Rows from a dataset =>
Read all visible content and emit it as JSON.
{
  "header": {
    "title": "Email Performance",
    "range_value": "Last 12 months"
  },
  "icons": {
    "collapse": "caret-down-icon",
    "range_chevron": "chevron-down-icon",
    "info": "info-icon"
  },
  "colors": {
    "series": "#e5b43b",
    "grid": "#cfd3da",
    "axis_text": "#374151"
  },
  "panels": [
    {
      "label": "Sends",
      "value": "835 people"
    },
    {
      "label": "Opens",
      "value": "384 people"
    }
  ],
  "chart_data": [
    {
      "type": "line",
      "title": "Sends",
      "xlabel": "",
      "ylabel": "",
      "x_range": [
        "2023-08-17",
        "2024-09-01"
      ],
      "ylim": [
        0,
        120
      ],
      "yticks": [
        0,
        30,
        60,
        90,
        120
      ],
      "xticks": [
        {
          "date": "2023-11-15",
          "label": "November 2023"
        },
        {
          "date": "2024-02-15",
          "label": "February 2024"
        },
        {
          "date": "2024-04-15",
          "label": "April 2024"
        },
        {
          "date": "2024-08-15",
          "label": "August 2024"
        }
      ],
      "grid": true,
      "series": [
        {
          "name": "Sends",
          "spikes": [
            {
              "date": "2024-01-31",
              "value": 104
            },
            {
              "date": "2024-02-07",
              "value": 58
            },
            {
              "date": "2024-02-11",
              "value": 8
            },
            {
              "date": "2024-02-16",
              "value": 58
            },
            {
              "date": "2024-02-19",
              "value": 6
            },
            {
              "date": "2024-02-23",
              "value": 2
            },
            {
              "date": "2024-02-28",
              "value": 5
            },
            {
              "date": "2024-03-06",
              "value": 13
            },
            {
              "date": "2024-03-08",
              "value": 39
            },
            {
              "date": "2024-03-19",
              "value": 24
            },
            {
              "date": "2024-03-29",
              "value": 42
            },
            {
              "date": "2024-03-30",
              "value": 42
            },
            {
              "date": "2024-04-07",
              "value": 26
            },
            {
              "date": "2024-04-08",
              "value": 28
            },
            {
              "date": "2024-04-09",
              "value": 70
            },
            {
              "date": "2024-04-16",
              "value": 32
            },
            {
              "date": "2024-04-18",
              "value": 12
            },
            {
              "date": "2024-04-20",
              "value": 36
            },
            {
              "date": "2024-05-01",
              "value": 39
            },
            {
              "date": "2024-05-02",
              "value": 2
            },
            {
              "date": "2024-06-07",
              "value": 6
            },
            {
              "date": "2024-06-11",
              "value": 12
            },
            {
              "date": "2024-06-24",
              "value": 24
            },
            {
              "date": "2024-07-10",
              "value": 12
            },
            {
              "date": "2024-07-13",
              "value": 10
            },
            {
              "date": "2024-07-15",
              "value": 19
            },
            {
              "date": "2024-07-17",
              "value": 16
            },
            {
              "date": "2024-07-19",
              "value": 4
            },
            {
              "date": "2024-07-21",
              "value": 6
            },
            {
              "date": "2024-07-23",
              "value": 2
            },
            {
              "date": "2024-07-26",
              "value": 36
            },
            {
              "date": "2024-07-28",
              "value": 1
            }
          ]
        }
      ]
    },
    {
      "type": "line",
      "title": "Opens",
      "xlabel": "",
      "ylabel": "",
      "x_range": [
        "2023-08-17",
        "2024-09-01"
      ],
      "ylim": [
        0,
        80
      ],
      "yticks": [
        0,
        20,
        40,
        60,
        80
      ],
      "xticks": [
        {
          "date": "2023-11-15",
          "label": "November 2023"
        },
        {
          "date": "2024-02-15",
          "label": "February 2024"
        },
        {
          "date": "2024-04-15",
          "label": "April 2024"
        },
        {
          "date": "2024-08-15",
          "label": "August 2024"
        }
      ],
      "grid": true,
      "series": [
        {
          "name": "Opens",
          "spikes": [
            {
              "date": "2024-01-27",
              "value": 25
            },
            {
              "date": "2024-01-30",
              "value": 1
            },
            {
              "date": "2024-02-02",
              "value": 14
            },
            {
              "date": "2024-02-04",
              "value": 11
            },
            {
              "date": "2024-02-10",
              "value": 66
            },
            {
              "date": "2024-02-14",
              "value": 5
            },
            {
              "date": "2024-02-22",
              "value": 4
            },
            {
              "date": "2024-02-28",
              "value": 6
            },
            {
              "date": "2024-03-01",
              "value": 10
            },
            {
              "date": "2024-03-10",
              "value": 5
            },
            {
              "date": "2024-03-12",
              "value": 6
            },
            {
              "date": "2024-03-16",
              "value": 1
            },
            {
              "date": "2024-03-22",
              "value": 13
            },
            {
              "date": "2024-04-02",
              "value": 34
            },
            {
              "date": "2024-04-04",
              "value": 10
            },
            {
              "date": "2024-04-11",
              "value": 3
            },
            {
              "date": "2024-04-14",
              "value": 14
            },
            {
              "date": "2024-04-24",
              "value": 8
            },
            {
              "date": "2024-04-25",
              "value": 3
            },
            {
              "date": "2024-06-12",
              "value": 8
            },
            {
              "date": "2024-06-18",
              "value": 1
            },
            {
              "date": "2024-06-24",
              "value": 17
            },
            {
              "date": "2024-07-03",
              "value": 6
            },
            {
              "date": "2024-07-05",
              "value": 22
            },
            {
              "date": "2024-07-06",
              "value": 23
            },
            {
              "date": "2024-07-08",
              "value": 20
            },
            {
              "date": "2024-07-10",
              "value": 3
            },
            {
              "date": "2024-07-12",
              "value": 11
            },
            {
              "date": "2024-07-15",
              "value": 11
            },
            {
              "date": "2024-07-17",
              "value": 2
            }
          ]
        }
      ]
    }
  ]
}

Do this =>
Output the records verbatim, from the first line to the last.

Response to the task =>
Read all visible content and emit it as JSON.
{
  "header": {
    "title": "Email Performance",
    "range_value": "Last 12 months"
  },
  "icons": {
    "collapse": "caret-down-icon",
    "range_chevron": "chevron-down-icon",
    "info": "info-icon"
  },
  "colors": {
    "series": "#e5b43b",
    "grid": "#cfd3da",
    "axis_text": "#374151"
  },
  "panels": [
    {
      "label": "Sends",
      "value": "835 people"
    },
    {
      "label": "Opens",
      "value": "384 people"
    }
  ],
  "chart_data": [
    {
      "type": "line",
      "title": "Sends",
      "xlabel": "",
      "ylabel": "",
      "x_range": [
        "2023-08-17",
        "2024-09-01"
      ],
      "ylim": [
        0,
        120
      ],
      "yticks": [
        0,
        30,
        60,
        90,
        120
      ],
      "xticks": [
        {
          "date": "2023-11-15",
          "label": "November 2023"
        },
        {
          "date": "2024-02-15",
          "label": "February 2024"
        },
        {
          "date": "2024-04-15",
          "label": "April 2024"
        },
        {
          "date": "2024-08-15",
          "label": "August 2024"
        }
      ],
      "grid": true,
      "series": [
        {
          "name": "Sends",
          "spikes": [
            {
              "date": "2024-01-31",
              "value": 104
            },
            {
              "date": "2024-02-07",
              "value": 58
            },
            {
              "date": "2024-02-11",
              "value": 8
            },
            {
              "date": "2024-02-16",
              "value": 58
            },
            {
              "date": "2024-02-19",
              "value": 6
            },
            {
              "date": "2024-02-23",
              "value": 2
            },
            {
              "date": "2024-02-28",
              "value": 5
            },
            {
              "date": "2024-03-06",
              "value": 13
            },
            {
              "date": "2024-03-08",
              "value": 39
            },
            {
              "date": "2024-03-19",
              "value": 24
            },
            {
              "date": "2024-03-29",
              "value": 42
            },
            {
              "date": "2024-03-30",
              "value": 42
            },
            {
              "date": "2024-04-07",
              "value": 26
            },
            {
              "date": "2024-04-08",
              "value": 28
            },
            {
              "date": "2024-04-09",
              "value": 70
            },
            {
              "date": "2024-04-16",
              "value": 32
            },
            {
              "date": "2024-04-18",
              "value": 12
            },
            {
              "date": "2024-04-20",
              "value": 36
            },
            {
              "date": "2024-05-01",
              "value": 39
            },
            {
              "date": "2024-05-02",
              "value": 2
            },
            {
              "date": "2024-06-07",
              "value": 6
            },
            {
              "date": "2024-06-11",
              "value": 12
            },
            {
              "date": "2024-06-24",
              "value": 24
            },
            {
              "date": "2024-07-10",
              "value": 12
            },
            {
              "date": "2024-07-13",
              "value": 10
            },
            {
              "date": "2024-07-15",
              "value": 19
            },
            {
              "date": "2024-07-17",
              "value": 16
            },
            {
              "date": "2024-07-19",
              "value": 4
            },
            {
              "date": "2024-07-21",
              "value": 6
            },
            {
              "date": "2024-07-23",
              "value": 2
            },
            {
              "date": "2024-07-26",
              "value": 36
            },
            {
              "date": "2024-07-28",
              "value": 1
            }
          ]
        }
      ]
    },
    {
      "type": "line",
      "title": "Opens",
      "xlabel": "",
      "ylabel": "",
      "x_range": [
        "2023-08-17",
        "2024-09-01"
      ],
      "ylim": [
        0,
        80
      ],
      "yticks": [
        0,
        20,
        40,
        60,
        80
      ],
      "xticks": [
        {
          "date": "2023-11-15",
          "label": "November 2023"
        },
        {
          "date": "2024-02-15",
          "label": "February 2024"
        },
        {
          "date": "2024-04-15",
          "label": "April 2024"
        },
        {
          "date": "2024-08-15",
          "label": "August 2024"
        }
      ],
      "grid": true,
      "series": [
        {
          "name": "Opens",
          "spikes": [
            {
              "date": "2024-01-27",
              "value": 25
            },
            {
              "date": "2024-01-30",
              "value": 1
            },
            {
              "date": "2024-02-02",
              "value": 14
            },
            {
              "date": "2024-02-04",
              "value": 11
            },
            {
              "date": "2024-02-10",
              "value": 66
            },
            {
              "date": "2024-02-14",
              "value": 5
            },
            {
              "date": "2024-02-22",
              "value": 4
            },
            {
              "date": "2024-02-28",
              "value": 6
            },
            {
              "date": "2024-03-01",
              "value": 10
            },
            {
              "date": "2024-03-10",
              "value": 5
            },
            {
              "date": "2024-03-12",
              "value": 6
            },
            {
              "date": "2024-03-16",
              "value": 1
            },
            {
              "date": "2024-03-22",
              "value": 13
            },
            {
              "date": "2024-04-02",
              "value": 34
            },
            {
              "date": "2024-04-04",
              "value": 10
            },
            {
              "date": "2024-04-11",
              "value": 3
            },
            {
              "date": "2024-04-14",
              "value": 14
            },
            {
              "date": "2024-04-24",
              "value": 8
            },
            {
              "date": "2024-04-25",
              "value": 3
            },
            {
              "date": "2024-06-12",
              "value": 8
            },
            {
              "date": "2024-06-18",
              "value": 1
            },
            {
              "date": "2024-06-24",
              "value": 17
            },
            {
              "date": "2024-07-03",
              "value": 6
            },
            {
              "date": "2024-07-05",
              "value": 22
            },
            {
              "date": "2024-07-06",
              "value": 23
            },
            {
              "date": "2024-07-08",
              "value": 20
            },
            {
              "date": "2024-07-10",
              "value": 3
            },
            {
              "date": "2024-07-12",
              "value": 11
            },
            {
              "date": "2024-07-15",
              "value": 11
            },
            {
              "date": "2024-07-17",
              "value": 2
            }
          ]
        }
      ]
    }
  ]
}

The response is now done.